— START OF Stored data —

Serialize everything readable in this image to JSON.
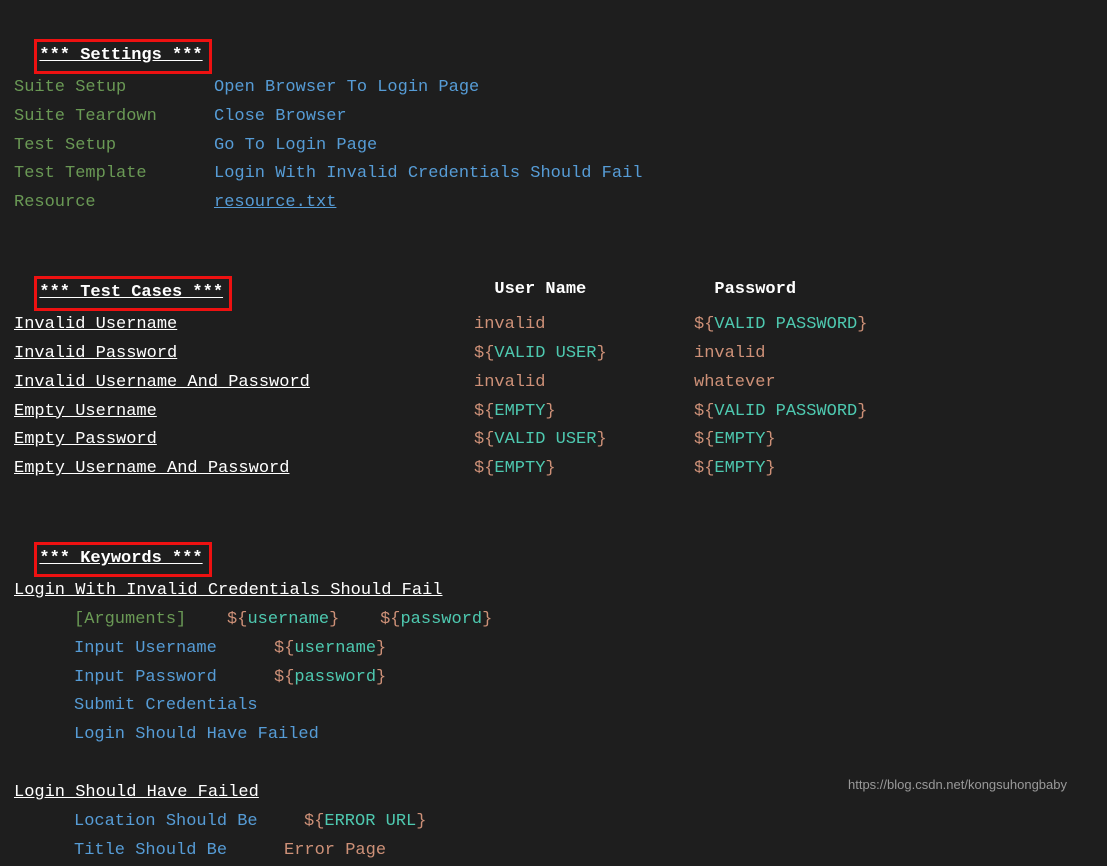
{
  "sections": {
    "settings_header": "*** Settings ***",
    "testcases_header": "*** Test Cases ***",
    "keywords_header": "*** Keywords ***"
  },
  "settings": {
    "suite_setup_key": "Suite Setup",
    "suite_setup_val": "Open Browser To Login Page",
    "suite_teardown_key": "Suite Teardown",
    "suite_teardown_val": "Close Browser",
    "test_setup_key": "Test Setup",
    "test_setup_val": "Go To Login Page",
    "test_template_key": "Test Template",
    "test_template_val": "Login With Invalid Credentials Should Fail",
    "resource_key": "Resource",
    "resource_val": "resource.txt"
  },
  "tc_columns": {
    "c1": "User Name",
    "c2": "Password"
  },
  "tc": [
    {
      "name": "Invalid Username",
      "user_pre": "",
      "user_var": "",
      "user_post": "invalid",
      "pw_pre": "${",
      "pw_var": "VALID PASSWORD",
      "pw_post": "}"
    },
    {
      "name": "Invalid Password",
      "user_pre": "${",
      "user_var": "VALID USER",
      "user_post": "}",
      "pw_pre": "",
      "pw_var": "",
      "pw_post": "invalid"
    },
    {
      "name": "Invalid Username And Password",
      "user_pre": "",
      "user_var": "",
      "user_post": "invalid",
      "pw_pre": "",
      "pw_var": "",
      "pw_post": "whatever"
    },
    {
      "name": "Empty Username",
      "user_pre": "${",
      "user_var": "EMPTY",
      "user_post": "}",
      "pw_pre": "${",
      "pw_var": "VALID PASSWORD",
      "pw_post": "}"
    },
    {
      "name": "Empty Password",
      "user_pre": "${",
      "user_var": "VALID USER",
      "user_post": "}",
      "pw_pre": "${",
      "pw_var": "EMPTY",
      "pw_post": "}"
    },
    {
      "name": "Empty Username And Password",
      "user_pre": "${",
      "user_var": "EMPTY",
      "user_post": "}",
      "pw_pre": "${",
      "pw_var": "EMPTY",
      "pw_post": "}"
    }
  ],
  "kw1": {
    "name": "Login With Invalid Credentials Should Fail",
    "args_label": "[Arguments]",
    "arg1_pre": "${",
    "arg1_var": "username",
    "arg1_post": "}",
    "arg2_pre": "${",
    "arg2_var": "password",
    "arg2_post": "}",
    "step1": "Input Username",
    "step1_arg_pre": "${",
    "step1_arg_var": "username",
    "step1_arg_post": "}",
    "step2": "Input Password",
    "step2_arg_pre": "${",
    "step2_arg_var": "password",
    "step2_arg_post": "}",
    "step3": "Submit Credentials",
    "step4": "Login Should Have Failed"
  },
  "kw2": {
    "name": "Login Should Have Failed",
    "step1": "Location Should Be",
    "step1_arg_pre": "${",
    "step1_arg_var": "ERROR URL",
    "step1_arg_post": "}",
    "step2": "Title Should Be",
    "step2_arg": "Error Page"
  },
  "watermark": "https://blog.csdn.net/kongsuhongbaby"
}
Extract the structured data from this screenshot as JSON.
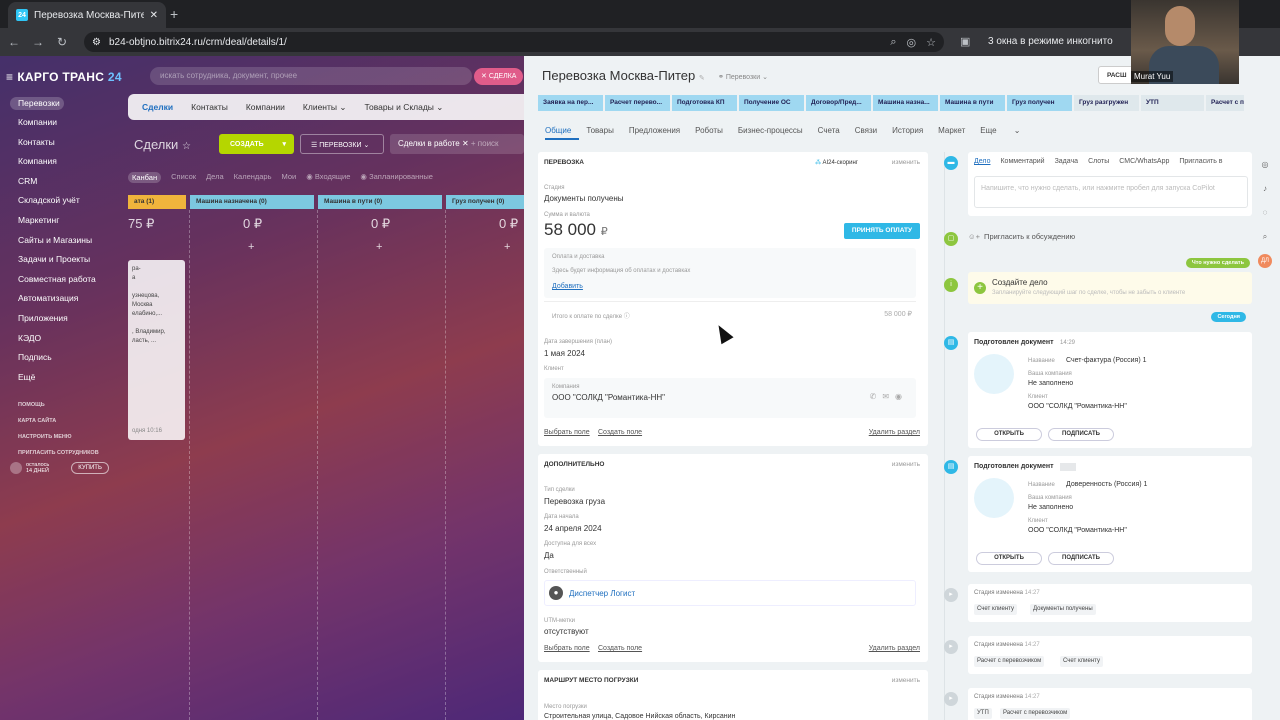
{
  "browser": {
    "tab_title": "Перевозка Москва-Питер",
    "favicon_text": "24",
    "url": "b24-obtjno.bitrix24.ru/crm/deal/details/1/",
    "incognito_label": "3 окна в режиме инкогнито",
    "new_tab": "+",
    "close_tab": "✕"
  },
  "crm": {
    "brand": "КАРГО ТРАНС",
    "brand_num": "24",
    "search_placeholder": "искать сотрудника, документ, прочее",
    "deal_button": "СДЕЛКА",
    "nav": [
      "Перевозки",
      "Компании",
      "Контакты",
      "Компания",
      "CRM",
      "Складской учёт",
      "Маркетинг",
      "Сайты и Магазины",
      "Задачи и Проекты",
      "Совместная работа",
      "Автоматизация",
      "Приложения",
      "КЭДО",
      "Подпись",
      "Ещё"
    ],
    "nav_small": [
      "ПОМОЩЬ",
      "КАРТА САЙТА",
      "НАСТРОИТЬ МЕНЮ",
      "ПРИГЛАСИТЬ СОТРУДНИКОВ"
    ],
    "trial": {
      "line1": "осталось",
      "line2": "14 ДНЕЙ",
      "buy": "КУПИТЬ"
    },
    "tabs": [
      "Сделки",
      "Контакты",
      "Компании",
      "Клиенты",
      "Товары и Склады"
    ],
    "page_title": "Сделки",
    "create_btn": "СОЗДАТЬ",
    "funnel": "ПЕРЕВОЗКИ",
    "filter": "Сделки в работе",
    "filter_hint": "+ поиск",
    "views": [
      "Канбан",
      "Список",
      "Дела",
      "Календарь",
      "Мои",
      "Входящие",
      "Запланированные"
    ],
    "columns": [
      {
        "name": "ата (1)",
        "sum": "75 ₽"
      },
      {
        "name": "Машина назначена (0)",
        "sum": "0 ₽"
      },
      {
        "name": "Машина в пути (0)",
        "sum": "0 ₽"
      },
      {
        "name": "Груз получен (0)",
        "sum": "0 ₽"
      }
    ],
    "card": {
      "line1": "ра-",
      "line2": "а",
      "line3": "узнецова,",
      "line4": "Москва",
      "line5": "елабино,...",
      "line6": ", Владимир,",
      "line7": "ласть, ...",
      "footer": "одня 10:16"
    }
  },
  "deal": {
    "title": "Перевозка Москва-Питер",
    "category": "Перевозки",
    "expand_btn": "РАСШ",
    "stages": [
      "Заявка на пер...",
      "Расчет перево...",
      "Подготовка КП",
      "Получение ОС",
      "Договор/Пред...",
      "Машина назна...",
      "Машина в пути",
      "Груз получен",
      "Груз разгружен",
      "УТП",
      "Расчет с п"
    ],
    "tabs": [
      "Общие",
      "Товары",
      "Предложения",
      "Роботы",
      "Бизнес-процессы",
      "Счета",
      "Связи",
      "История",
      "Маркет",
      "Еще"
    ],
    "main": {
      "head": "ПЕРЕВОЗКА",
      "scoring": "AI24-скоринг",
      "change": "изменить",
      "stage_label": "Стадия",
      "stage_value": "Документы получены",
      "sum_label": "Сумма и валюта",
      "sum_value": "58 000",
      "currency": "₽",
      "accept_payment": "ПРИНЯТЬ ОПЛАТУ",
      "payment_label": "Оплата и доставка",
      "payment_hint": "Здесь будет информация об оплатах и доставках",
      "add_link": "Добавить",
      "total_label": "Итого к оплате по сделке",
      "total_value": "58 000 ₽",
      "close_date_label": "Дата завершения (план)",
      "close_date_value": "1 мая 2024",
      "client_label": "Клиент",
      "company_label": "Компания",
      "company_value": "ООО \"СОЛКД \"Романтика-НН\"",
      "choose_field": "Выбрать поле",
      "create_field": "Создать поле",
      "delete_section": "Удалить раздел"
    },
    "extra": {
      "head": "ДОПОЛНИТЕЛЬНО",
      "type_label": "Тип сделки",
      "type_value": "Перевозка груза",
      "start_label": "Дата начала",
      "start_value": "24 апреля 2024",
      "avail_label": "Доступна для всех",
      "avail_value": "Да",
      "resp_label": "Ответственный",
      "resp_value": "Диспетчер Логист",
      "utm_label": "UTM-метки",
      "utm_value": "отсутствуют"
    },
    "route": {
      "head": "МАРШРУТ МЕСТО ПОГРУЗКИ",
      "place_label": "Место погрузки",
      "place_value": "Строительная улица, Садовое Нийская область, Кирсанин"
    }
  },
  "timeline": {
    "tabs": [
      "Дело",
      "Комментарий",
      "Задача",
      "Слоты",
      "СМС/WhatsApp",
      "Пригласить в"
    ],
    "input_placeholder": "Напишите, что нужно сделать, или нажмите пробел для запуска CoPilot",
    "invite": "Пригласить к обсуждению",
    "todo_badge": "Что нужно сделать",
    "create_task": "Создайте дело",
    "create_task_hint": "Запланируйте следующий шаг по сделке, чтобы не забыть о клиенте",
    "today_badge": "Сегодня",
    "docs": [
      {
        "title": "Подготовлен документ",
        "time": "14:29",
        "name_label": "Название",
        "name": "Счет-фактура (Россия) 1",
        "company_label": "Ваша компания",
        "company": "Не заполнено",
        "client_label": "Клиент",
        "client": "ООО \"СОЛКД \"Романтика-НН\"",
        "open": "ОТКРЫТЬ",
        "sign": "ПОДПИСАТЬ"
      },
      {
        "title": "Подготовлен документ",
        "time": "",
        "name_label": "Название",
        "name": "Доверенность (Россия) 1",
        "company_label": "Ваша компания",
        "company": "Не заполнено",
        "client_label": "Клиент",
        "client": "ООО \"СОЛКД \"Романтика-НН\"",
        "open": "ОТКРЫТЬ",
        "sign": "ПОДПИСАТЬ"
      }
    ],
    "stage_changes": [
      {
        "title": "Стадия изменена",
        "time": "14:27",
        "from": "Счет клиенту",
        "to": "Документы получены"
      },
      {
        "title": "Стадия изменена",
        "time": "14:27",
        "from": "Расчет с перевозчиком",
        "to": "Счет клиенту"
      },
      {
        "title": "Стадия изменена",
        "time": "14:27",
        "from": "УТП",
        "to": "Расчет с перевозчиком"
      }
    ]
  },
  "webcam": {
    "name": "Murat Yuu"
  },
  "colors": {
    "accent": "#2fb8e6",
    "stage": "#9fd8f1",
    "create": "#b5d600",
    "link": "#1f6fbf"
  }
}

— END OF Stored data —

Task.
List every line in the records above that contains the word "Машина".

Output of the exercise.
        "name": "Машина назначена (0)",
        "name": "Машина в пути (0)",
      "Машина назна...",
      "Машина в пути",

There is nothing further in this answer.